**Quoted passage**
>>>

The Caribbean Islands, close to the major shipping routes and with thousands of coves and bays to hide out in, proved to be an especially advantageous region for pirates to hunt for prize ships. Pirates set up their own ports and hideouts, and gained influence in certain larger colonial ports. Port Royal, Jamaica, was one such pirate haven until it was destroyed in an earth quake on June 7, 1692. Soon thereafter, Henry Avery established a trading relationship with the Royal British Governor of Nassau, Bahamas, in 1696, unlocking a new base of operations that would prove essential to the Golden Age of Piracy. In the ensuing years, pirates gained influence in Nassau. During the War of Spanish Succession, Spanish ships attacked the port in 1703 and again in 1706, leading to its abandonment by the British government and many of its settlers.

When the War of Spanish Succession ended, Nassau was already home to a growing network of small pirate fleets and crews. In November of 1715, Benjamin Hornigold sailed a heavily-armed ship into Nassau harbor, claiming what remained of the town and the fort there for the pirates. He helped organize the pirate crews into a loose confederacy, calling itself the Flying Gang. Two of the most powerful captains, Hornigold and the privateer Henry Jennings, figured heavily in the early self-governance of what would later be referred to as the Republic of Pirates. That Hornigold refused to attack English ships, and that Jennings was technically a privateer employed by the British crown may have bought the fledgling pirate society time to strengthen itself. Hornigold and Jennings, however, would become bitter rivals, and the society they founded would soon cast off any pretenses of loyalty to the crown, welcome pirates of all nationalities, and declare war on all governments.

The pirates of Nassau represented an alternative of the imperial order that governed a growing portion of the earth. While many pirates joined up for personal freedom or gain, they developed their own political conceptions and presented themselves as warriors against the tyrants. These pirates used direct democracy to govern themselves, their ships, and their island. They elected captains to lead them during battle, when there wasn't enough time to debate and vote. In other times, Captains were the equals of their crews.

The pirate captain with perhaps the most developed and best articulated political position was Samuel "Black Sam" Bellamy. Often called the Prince of Pirates for his charisma, kindness, and merciful treatment of captives, Sam Bellamy conceived of his crusade as a war against the crowned heads of Europe. His crew called themselves "Robin Hood's Merry Men," and they spoke of their captain as "Robin Hood of the Seas."

<<<

**Objective 1**
According to the passage on Caribbean piracy, when was Port Royal, Jamaica, destroyed by an earthquake?
**Objective 2**
From the passage on Caribbean piracy, reproduce the part that opens with the words containing "The pirates of" and closes with "of their crews.", swapping "direct democracy" for "majority rule".
**Objective 3**
Render this sentence from the passage on Caribbean piracy in Spanish: "They elected captains to lead them during battle, when there wasn't enough time to debate and vote."

**Data excerpts**

>>>

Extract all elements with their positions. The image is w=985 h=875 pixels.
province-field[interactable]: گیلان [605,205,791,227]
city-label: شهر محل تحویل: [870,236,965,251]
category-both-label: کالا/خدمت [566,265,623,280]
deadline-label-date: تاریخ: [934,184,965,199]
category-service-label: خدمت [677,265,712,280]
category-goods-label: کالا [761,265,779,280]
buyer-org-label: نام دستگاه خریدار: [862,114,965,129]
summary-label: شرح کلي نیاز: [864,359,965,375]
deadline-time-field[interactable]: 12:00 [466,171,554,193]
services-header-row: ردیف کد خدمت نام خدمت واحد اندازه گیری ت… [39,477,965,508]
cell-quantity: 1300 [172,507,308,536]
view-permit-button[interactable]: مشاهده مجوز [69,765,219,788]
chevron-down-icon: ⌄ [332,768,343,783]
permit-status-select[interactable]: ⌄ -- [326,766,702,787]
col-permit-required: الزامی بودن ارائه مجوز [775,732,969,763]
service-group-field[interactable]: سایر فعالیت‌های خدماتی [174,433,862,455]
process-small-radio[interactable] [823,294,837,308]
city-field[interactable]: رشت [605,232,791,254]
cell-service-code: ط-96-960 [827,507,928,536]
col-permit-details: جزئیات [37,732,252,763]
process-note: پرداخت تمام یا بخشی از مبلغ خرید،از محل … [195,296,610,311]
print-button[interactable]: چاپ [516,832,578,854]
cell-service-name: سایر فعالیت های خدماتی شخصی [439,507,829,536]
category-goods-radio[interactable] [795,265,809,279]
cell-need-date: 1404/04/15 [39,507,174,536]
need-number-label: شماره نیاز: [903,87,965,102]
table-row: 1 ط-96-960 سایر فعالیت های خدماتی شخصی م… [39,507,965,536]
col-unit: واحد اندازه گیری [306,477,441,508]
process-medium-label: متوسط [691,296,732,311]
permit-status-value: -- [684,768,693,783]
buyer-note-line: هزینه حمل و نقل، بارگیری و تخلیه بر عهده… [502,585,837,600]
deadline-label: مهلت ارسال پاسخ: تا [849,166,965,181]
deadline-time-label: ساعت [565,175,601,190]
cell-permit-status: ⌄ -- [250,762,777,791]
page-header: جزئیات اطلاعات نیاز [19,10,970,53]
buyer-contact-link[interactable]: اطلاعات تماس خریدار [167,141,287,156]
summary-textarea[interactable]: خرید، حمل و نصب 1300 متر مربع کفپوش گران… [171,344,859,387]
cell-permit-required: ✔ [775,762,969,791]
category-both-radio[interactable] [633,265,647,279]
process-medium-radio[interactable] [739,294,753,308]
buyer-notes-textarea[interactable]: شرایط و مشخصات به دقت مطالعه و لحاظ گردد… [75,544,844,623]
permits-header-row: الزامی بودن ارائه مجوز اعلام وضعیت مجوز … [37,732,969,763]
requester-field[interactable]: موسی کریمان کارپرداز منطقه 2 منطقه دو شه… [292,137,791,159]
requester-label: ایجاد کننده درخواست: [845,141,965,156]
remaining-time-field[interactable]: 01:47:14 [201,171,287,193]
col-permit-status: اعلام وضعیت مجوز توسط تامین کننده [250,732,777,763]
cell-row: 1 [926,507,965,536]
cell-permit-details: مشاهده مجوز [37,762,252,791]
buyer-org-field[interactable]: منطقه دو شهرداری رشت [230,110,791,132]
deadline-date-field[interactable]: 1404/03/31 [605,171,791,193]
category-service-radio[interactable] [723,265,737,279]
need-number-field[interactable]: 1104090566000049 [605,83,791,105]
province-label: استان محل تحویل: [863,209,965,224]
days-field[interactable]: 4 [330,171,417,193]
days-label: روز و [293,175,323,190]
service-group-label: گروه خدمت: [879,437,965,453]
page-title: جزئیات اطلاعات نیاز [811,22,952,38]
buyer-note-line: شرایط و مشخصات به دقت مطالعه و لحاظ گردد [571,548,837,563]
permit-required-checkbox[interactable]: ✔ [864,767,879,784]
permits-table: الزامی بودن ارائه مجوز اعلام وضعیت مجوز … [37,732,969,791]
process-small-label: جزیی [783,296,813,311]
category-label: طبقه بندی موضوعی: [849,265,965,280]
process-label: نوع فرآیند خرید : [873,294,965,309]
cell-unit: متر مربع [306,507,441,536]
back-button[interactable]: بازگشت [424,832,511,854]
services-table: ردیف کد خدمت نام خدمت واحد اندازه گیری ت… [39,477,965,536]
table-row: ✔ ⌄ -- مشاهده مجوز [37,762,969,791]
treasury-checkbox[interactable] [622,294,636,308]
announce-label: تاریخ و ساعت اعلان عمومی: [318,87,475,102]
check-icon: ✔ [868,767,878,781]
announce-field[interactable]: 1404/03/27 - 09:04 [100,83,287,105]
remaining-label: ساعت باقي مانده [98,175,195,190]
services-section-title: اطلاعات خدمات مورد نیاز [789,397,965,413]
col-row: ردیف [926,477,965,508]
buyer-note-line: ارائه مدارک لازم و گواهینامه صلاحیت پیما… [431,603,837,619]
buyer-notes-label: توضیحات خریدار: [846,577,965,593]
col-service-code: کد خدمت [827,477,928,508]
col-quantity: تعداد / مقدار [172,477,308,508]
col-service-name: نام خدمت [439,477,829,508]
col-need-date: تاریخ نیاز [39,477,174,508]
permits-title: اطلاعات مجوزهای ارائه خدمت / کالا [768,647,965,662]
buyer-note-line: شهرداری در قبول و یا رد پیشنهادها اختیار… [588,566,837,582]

<<<

**Finished answer 1**
June 7, 1692

**Finished answer 2**
The pirates of Nassau represented an alternative of the imperial order that governed a growing portion of the earth. While many pirates joined up for personal freedom or gain, they developed their own political conceptions and presented themselves as warriors against the tyrants. These pirates used majority rule to govern themselves, their ships, and their island. They elected captains to lead them during battle, when there wasn't enough time to debate and vote. In other times, Captains were the equals of their crews.

**Finished answer 3**
Elegían capitanes para que los dirigieran durante la batalla, cuando no había tiempo suficiente para debatir y votar.